§ **What you are asked to do**
Show every line in the entries below where the word "text" appears.

-*-*-

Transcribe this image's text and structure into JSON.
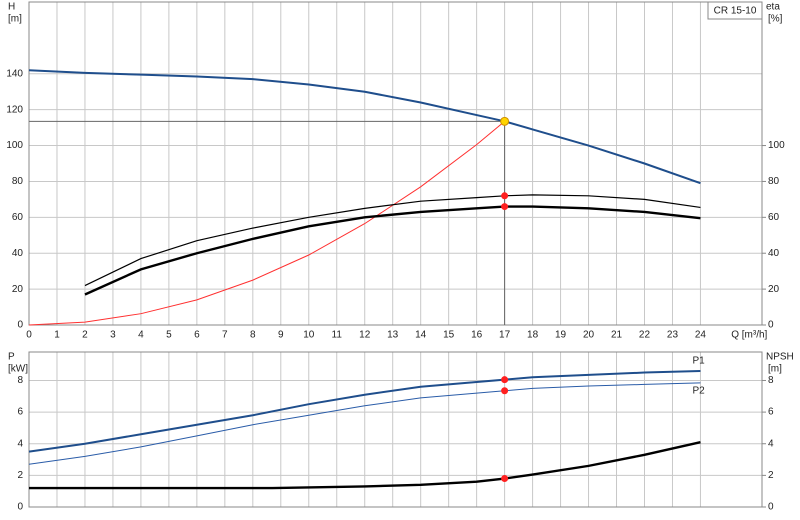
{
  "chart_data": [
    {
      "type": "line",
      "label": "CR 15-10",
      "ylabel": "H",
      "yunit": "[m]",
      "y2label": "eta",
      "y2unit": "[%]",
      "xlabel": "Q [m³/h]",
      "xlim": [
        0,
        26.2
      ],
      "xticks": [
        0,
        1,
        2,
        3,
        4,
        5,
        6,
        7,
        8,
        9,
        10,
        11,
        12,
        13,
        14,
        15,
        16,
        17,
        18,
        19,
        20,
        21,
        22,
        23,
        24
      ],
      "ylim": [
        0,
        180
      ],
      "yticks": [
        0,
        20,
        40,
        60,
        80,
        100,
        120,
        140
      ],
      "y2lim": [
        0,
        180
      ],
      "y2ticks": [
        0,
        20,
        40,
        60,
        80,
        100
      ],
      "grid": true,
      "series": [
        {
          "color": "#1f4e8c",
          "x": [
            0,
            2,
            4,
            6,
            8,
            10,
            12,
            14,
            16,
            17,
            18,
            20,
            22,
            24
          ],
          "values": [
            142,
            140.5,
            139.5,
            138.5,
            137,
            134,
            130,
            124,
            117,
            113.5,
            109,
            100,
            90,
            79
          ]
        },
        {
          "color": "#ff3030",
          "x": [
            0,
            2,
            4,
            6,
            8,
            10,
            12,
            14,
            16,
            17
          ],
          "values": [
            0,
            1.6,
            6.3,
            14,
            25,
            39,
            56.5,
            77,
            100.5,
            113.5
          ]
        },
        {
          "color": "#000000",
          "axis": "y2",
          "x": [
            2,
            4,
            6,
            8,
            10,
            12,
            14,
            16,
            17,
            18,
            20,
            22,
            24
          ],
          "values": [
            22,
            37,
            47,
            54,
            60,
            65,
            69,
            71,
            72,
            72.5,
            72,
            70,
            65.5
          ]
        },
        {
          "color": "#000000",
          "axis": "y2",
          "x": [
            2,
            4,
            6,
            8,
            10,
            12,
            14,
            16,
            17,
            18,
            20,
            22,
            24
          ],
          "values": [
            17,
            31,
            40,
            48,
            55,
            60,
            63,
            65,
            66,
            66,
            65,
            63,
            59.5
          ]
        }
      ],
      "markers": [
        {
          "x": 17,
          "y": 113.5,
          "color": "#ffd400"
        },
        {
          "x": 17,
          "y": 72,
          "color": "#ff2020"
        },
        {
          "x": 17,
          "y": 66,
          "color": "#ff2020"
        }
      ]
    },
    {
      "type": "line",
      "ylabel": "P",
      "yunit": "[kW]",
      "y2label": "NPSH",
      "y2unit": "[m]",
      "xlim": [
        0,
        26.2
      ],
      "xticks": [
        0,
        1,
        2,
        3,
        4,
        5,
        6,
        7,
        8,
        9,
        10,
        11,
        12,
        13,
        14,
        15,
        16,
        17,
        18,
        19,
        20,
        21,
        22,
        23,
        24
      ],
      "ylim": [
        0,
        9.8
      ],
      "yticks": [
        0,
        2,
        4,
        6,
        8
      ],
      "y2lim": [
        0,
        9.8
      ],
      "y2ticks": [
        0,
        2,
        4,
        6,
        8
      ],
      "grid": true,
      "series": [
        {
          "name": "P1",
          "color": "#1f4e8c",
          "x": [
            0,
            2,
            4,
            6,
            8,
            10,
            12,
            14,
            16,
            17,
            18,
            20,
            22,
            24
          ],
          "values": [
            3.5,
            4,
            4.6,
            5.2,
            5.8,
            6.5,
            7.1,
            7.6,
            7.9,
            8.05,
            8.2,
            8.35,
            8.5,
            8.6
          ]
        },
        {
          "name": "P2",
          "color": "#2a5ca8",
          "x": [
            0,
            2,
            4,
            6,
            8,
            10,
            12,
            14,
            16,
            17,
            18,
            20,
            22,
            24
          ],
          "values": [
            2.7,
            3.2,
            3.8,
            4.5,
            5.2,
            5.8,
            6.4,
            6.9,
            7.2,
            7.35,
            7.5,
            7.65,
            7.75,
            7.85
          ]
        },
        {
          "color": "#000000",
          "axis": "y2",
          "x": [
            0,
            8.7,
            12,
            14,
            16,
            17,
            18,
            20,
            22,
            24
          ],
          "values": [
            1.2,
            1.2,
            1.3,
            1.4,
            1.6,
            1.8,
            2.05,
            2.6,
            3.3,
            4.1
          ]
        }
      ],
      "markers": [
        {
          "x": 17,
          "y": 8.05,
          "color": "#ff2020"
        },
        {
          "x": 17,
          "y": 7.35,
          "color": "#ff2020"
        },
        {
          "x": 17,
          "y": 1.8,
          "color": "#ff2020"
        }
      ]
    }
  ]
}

-*-*-

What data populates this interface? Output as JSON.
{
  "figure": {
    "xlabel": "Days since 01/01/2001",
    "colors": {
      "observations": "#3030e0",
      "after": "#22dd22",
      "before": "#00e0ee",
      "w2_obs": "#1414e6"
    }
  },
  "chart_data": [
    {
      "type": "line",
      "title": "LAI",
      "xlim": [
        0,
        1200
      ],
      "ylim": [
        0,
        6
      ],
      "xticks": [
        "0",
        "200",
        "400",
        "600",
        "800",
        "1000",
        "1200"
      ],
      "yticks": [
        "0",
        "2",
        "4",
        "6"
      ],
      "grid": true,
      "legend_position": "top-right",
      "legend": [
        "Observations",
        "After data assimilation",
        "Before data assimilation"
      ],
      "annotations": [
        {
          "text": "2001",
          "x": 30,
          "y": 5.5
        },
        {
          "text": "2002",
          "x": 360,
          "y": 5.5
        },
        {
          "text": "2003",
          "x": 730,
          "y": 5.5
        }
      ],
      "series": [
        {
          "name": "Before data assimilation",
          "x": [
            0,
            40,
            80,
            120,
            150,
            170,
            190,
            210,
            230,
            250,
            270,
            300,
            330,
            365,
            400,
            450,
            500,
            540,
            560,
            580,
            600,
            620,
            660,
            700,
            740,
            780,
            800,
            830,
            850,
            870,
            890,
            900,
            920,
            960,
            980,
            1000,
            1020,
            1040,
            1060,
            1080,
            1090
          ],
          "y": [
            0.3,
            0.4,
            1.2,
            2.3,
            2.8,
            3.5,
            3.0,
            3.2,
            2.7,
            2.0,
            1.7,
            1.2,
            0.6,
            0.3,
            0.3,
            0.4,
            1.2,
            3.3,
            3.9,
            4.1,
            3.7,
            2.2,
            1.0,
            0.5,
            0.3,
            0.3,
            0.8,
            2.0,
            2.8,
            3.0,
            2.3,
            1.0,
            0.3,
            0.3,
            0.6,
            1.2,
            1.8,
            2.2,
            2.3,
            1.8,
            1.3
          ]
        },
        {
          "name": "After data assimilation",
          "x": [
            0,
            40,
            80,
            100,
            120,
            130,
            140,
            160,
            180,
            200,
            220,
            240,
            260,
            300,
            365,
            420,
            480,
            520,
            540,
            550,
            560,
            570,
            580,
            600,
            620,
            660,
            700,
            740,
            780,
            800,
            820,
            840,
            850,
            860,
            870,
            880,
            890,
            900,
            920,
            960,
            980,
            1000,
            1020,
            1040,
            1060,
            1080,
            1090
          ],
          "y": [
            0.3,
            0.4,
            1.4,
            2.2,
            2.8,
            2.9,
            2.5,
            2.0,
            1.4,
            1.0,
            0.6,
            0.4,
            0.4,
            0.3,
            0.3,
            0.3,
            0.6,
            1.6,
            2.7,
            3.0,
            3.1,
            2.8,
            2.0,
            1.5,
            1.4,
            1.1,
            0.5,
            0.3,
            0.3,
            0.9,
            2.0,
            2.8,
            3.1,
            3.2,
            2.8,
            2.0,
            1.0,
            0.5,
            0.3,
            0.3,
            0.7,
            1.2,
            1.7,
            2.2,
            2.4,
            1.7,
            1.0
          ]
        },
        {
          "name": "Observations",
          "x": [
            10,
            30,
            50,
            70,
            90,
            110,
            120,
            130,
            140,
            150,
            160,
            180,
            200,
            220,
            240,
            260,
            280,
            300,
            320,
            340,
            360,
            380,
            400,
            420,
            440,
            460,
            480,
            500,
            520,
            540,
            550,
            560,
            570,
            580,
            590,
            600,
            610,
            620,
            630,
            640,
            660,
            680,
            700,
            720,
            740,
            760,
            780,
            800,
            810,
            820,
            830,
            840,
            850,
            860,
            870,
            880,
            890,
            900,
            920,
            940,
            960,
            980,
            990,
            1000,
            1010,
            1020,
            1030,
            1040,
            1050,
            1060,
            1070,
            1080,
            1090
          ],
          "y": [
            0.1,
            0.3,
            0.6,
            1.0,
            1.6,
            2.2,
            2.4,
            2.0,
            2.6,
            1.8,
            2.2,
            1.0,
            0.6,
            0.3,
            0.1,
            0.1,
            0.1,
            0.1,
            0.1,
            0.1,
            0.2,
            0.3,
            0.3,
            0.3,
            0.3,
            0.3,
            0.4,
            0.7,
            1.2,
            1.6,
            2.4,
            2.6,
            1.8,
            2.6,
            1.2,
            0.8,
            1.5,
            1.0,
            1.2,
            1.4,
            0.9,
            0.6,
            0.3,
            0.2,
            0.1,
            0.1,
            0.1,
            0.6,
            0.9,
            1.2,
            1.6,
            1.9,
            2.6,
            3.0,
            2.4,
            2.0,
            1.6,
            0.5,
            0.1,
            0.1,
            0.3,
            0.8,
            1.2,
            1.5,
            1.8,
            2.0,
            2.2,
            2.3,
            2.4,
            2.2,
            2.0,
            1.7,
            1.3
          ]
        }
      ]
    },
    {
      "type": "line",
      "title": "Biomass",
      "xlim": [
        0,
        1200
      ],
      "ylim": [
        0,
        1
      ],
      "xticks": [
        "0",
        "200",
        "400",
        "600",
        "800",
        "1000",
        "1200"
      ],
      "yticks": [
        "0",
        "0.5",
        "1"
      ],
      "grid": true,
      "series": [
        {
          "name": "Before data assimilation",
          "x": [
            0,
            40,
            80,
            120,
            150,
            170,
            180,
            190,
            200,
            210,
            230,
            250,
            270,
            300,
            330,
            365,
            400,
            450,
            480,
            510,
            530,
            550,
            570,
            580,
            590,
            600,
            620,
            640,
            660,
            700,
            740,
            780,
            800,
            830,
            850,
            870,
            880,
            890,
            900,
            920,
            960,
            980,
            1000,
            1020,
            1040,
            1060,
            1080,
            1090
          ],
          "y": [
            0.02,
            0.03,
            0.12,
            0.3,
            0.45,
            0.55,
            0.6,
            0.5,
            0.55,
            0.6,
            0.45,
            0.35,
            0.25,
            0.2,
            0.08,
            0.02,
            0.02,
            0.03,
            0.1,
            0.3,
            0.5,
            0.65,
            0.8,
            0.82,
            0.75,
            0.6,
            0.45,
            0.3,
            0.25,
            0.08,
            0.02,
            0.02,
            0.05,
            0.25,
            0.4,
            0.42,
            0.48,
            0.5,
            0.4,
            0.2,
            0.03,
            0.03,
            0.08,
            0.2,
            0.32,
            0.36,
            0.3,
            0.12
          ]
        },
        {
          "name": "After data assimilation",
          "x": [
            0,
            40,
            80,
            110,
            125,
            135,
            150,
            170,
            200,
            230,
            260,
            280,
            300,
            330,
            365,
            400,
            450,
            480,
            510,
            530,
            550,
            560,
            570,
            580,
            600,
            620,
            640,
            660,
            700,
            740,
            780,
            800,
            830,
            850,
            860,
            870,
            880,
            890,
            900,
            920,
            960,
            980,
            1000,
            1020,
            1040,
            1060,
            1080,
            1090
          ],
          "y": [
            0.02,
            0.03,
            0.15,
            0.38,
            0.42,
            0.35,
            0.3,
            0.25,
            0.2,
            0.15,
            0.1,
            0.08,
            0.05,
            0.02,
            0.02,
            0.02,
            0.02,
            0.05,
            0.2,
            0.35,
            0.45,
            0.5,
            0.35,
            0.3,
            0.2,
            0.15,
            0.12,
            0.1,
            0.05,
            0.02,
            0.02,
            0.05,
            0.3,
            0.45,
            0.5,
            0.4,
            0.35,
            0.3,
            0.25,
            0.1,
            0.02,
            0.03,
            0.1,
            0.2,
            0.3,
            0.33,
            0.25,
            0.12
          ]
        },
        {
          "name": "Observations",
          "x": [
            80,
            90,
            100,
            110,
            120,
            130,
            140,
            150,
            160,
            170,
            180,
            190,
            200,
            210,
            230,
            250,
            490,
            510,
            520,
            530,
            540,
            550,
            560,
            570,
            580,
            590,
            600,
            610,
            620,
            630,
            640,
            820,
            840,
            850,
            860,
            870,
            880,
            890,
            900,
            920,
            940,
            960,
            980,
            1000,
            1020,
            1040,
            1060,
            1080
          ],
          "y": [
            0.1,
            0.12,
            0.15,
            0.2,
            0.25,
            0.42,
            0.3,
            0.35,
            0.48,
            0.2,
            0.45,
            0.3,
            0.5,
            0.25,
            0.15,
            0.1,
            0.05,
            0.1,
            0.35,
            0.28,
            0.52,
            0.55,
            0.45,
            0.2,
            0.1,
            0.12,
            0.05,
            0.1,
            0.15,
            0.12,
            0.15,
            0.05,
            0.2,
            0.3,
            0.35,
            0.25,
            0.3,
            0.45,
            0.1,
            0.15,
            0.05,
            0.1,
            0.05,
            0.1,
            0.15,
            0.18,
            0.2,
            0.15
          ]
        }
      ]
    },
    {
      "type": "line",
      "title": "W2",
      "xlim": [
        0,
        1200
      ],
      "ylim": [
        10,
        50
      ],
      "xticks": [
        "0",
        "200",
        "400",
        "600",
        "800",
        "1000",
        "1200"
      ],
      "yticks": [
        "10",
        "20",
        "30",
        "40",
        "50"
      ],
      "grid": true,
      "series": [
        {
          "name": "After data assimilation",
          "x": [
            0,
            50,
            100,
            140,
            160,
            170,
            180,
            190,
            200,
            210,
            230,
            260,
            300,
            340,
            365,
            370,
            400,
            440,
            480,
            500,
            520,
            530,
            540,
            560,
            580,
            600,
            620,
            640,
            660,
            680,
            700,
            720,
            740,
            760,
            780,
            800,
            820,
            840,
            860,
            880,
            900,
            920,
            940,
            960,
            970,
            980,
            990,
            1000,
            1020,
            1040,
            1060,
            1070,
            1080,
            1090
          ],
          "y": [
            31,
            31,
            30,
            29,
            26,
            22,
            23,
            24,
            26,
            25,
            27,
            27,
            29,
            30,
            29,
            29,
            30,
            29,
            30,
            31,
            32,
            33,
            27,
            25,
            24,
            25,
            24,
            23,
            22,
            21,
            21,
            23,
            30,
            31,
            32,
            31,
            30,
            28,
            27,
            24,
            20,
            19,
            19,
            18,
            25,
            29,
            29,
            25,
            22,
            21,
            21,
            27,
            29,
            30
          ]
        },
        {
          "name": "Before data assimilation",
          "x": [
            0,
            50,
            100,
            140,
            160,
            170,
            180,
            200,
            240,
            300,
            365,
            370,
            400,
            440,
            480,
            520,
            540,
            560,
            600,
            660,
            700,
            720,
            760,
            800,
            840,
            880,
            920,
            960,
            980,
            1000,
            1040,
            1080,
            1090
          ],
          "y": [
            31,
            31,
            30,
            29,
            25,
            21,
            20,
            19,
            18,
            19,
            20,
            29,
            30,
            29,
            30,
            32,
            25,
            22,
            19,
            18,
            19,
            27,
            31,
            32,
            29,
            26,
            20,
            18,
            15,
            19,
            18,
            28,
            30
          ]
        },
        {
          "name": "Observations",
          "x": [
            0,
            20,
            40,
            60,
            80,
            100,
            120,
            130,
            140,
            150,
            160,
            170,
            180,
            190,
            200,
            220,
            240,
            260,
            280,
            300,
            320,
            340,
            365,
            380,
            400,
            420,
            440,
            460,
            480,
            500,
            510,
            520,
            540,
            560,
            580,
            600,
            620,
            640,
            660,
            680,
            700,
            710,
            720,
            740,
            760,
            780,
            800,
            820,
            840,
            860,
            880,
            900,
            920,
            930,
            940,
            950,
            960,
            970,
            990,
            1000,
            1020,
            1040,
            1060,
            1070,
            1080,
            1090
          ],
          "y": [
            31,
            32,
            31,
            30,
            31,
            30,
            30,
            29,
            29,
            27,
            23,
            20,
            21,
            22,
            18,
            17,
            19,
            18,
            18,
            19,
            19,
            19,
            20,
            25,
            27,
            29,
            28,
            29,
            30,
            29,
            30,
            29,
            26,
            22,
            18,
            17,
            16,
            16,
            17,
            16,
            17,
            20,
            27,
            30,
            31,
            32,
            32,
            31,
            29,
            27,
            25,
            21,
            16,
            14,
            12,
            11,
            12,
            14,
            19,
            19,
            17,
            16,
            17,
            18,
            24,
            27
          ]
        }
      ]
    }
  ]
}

-*-*-

§ **Task response**
Transcribe this image's text and structure into JSON.
          "text": "2001",
          "text": "2002",
          "text": "2003",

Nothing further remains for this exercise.